▶ YOUR INSTRUCTIONS
Return a copy of each line that holds the string "JSON".

▶ LISTING
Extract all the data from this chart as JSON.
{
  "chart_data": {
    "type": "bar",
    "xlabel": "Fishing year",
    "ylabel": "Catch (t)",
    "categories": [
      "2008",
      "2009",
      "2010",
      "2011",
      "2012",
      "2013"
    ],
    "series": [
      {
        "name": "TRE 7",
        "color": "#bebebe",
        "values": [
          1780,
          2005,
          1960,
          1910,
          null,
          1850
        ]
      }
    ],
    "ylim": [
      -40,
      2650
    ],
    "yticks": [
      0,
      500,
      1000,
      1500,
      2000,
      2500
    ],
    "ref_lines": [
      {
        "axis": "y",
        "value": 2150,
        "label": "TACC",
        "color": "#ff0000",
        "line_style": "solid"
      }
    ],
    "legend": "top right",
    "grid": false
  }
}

==

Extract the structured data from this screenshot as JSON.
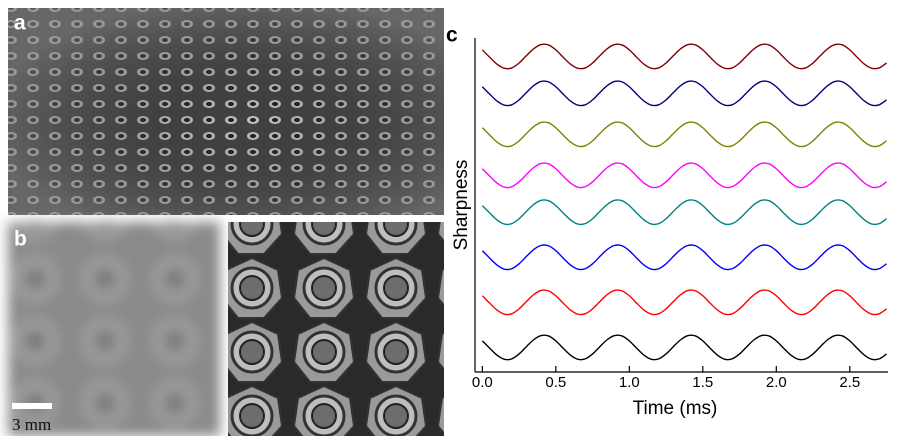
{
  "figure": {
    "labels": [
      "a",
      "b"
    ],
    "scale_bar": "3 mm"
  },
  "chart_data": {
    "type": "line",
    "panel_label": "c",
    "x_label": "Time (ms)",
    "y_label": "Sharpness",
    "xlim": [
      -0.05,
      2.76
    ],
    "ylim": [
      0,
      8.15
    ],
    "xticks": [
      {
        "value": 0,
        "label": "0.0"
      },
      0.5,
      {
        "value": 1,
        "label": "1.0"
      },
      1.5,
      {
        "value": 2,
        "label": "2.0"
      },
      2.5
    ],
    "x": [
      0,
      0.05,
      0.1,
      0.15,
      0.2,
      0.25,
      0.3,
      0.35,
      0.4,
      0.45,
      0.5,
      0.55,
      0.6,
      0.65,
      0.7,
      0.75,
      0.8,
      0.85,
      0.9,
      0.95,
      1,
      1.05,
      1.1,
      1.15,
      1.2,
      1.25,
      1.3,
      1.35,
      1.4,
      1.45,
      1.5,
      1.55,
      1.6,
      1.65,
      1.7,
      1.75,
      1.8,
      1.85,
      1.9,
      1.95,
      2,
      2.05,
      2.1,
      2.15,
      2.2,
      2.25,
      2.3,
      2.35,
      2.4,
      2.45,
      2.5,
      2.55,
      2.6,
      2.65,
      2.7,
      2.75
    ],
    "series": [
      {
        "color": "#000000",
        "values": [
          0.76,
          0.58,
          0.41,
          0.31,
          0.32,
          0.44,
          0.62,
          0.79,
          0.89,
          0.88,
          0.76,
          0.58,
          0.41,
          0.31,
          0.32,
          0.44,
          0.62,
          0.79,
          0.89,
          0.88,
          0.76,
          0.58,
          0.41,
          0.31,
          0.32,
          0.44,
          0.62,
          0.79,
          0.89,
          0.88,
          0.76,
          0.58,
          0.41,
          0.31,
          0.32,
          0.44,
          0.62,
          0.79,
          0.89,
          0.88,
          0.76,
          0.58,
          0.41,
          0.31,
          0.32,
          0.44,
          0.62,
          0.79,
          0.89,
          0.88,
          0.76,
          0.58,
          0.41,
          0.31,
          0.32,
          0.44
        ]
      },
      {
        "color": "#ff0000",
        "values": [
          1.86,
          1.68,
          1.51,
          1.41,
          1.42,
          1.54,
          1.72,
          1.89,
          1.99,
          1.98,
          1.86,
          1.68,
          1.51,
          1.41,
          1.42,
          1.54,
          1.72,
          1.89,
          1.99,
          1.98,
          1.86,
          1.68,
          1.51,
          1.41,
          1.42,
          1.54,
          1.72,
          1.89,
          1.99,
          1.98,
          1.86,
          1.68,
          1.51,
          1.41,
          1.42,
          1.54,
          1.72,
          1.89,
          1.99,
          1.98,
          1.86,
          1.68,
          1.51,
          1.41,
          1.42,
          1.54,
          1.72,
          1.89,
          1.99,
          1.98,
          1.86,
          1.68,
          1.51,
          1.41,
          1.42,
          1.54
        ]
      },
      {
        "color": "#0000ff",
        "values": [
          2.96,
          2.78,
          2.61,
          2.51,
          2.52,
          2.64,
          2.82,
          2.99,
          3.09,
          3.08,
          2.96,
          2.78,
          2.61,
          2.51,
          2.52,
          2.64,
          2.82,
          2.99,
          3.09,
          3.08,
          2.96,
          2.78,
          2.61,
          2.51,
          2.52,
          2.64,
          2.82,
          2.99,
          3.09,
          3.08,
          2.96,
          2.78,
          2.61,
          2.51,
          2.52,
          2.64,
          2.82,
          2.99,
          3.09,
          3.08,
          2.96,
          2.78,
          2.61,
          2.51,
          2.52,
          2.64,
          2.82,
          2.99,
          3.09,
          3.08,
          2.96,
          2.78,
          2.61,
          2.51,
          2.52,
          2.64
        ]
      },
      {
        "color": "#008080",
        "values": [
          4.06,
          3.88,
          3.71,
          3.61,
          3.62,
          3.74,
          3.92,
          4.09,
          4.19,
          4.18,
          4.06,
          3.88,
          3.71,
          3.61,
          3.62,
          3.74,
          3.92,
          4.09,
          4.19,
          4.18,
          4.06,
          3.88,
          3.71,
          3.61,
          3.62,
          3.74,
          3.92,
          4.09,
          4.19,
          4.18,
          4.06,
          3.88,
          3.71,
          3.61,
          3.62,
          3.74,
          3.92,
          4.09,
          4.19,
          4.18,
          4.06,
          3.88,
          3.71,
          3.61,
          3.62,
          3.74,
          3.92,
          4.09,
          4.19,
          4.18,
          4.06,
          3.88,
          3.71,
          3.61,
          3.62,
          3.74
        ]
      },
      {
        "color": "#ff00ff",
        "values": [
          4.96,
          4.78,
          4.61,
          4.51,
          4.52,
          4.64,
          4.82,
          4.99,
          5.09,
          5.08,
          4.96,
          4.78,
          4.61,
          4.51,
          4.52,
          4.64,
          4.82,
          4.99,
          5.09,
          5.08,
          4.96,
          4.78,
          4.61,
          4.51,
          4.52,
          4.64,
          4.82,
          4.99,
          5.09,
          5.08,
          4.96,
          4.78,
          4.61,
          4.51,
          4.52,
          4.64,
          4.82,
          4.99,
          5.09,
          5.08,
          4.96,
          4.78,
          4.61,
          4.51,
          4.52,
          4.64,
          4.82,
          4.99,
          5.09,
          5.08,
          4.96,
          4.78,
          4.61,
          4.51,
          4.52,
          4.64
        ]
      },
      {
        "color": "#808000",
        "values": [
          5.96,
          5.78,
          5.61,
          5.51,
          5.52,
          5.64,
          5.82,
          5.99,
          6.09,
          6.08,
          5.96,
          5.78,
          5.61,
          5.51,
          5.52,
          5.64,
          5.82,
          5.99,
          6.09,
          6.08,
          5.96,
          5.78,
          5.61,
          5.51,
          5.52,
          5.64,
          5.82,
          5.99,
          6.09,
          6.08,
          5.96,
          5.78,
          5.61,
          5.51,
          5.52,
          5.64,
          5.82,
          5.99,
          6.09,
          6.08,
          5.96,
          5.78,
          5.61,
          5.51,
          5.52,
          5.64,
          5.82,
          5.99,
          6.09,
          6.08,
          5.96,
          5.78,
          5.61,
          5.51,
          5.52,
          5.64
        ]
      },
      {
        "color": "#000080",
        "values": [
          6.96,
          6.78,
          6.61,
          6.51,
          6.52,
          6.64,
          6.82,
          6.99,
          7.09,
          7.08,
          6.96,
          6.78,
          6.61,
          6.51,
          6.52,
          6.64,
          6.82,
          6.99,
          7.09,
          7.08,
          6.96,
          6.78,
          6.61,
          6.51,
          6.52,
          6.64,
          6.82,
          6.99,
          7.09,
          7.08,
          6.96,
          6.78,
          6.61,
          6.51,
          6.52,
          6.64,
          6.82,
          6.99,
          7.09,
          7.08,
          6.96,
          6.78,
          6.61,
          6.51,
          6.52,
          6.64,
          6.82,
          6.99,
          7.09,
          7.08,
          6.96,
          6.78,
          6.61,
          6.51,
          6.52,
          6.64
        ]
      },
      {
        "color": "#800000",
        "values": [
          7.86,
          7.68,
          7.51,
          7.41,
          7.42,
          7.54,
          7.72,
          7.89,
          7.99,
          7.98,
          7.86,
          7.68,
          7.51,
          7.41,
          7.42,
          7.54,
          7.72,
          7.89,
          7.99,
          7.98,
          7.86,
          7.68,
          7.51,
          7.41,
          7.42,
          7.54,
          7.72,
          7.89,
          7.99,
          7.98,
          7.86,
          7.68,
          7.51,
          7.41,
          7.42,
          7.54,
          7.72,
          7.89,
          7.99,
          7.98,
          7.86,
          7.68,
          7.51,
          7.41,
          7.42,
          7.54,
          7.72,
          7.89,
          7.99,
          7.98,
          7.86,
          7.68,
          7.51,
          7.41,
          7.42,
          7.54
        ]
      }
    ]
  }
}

▶ COMPLETED TASK
Extract all the data from this chart as JSON.
Extract the structured data from this screenshot as JSON.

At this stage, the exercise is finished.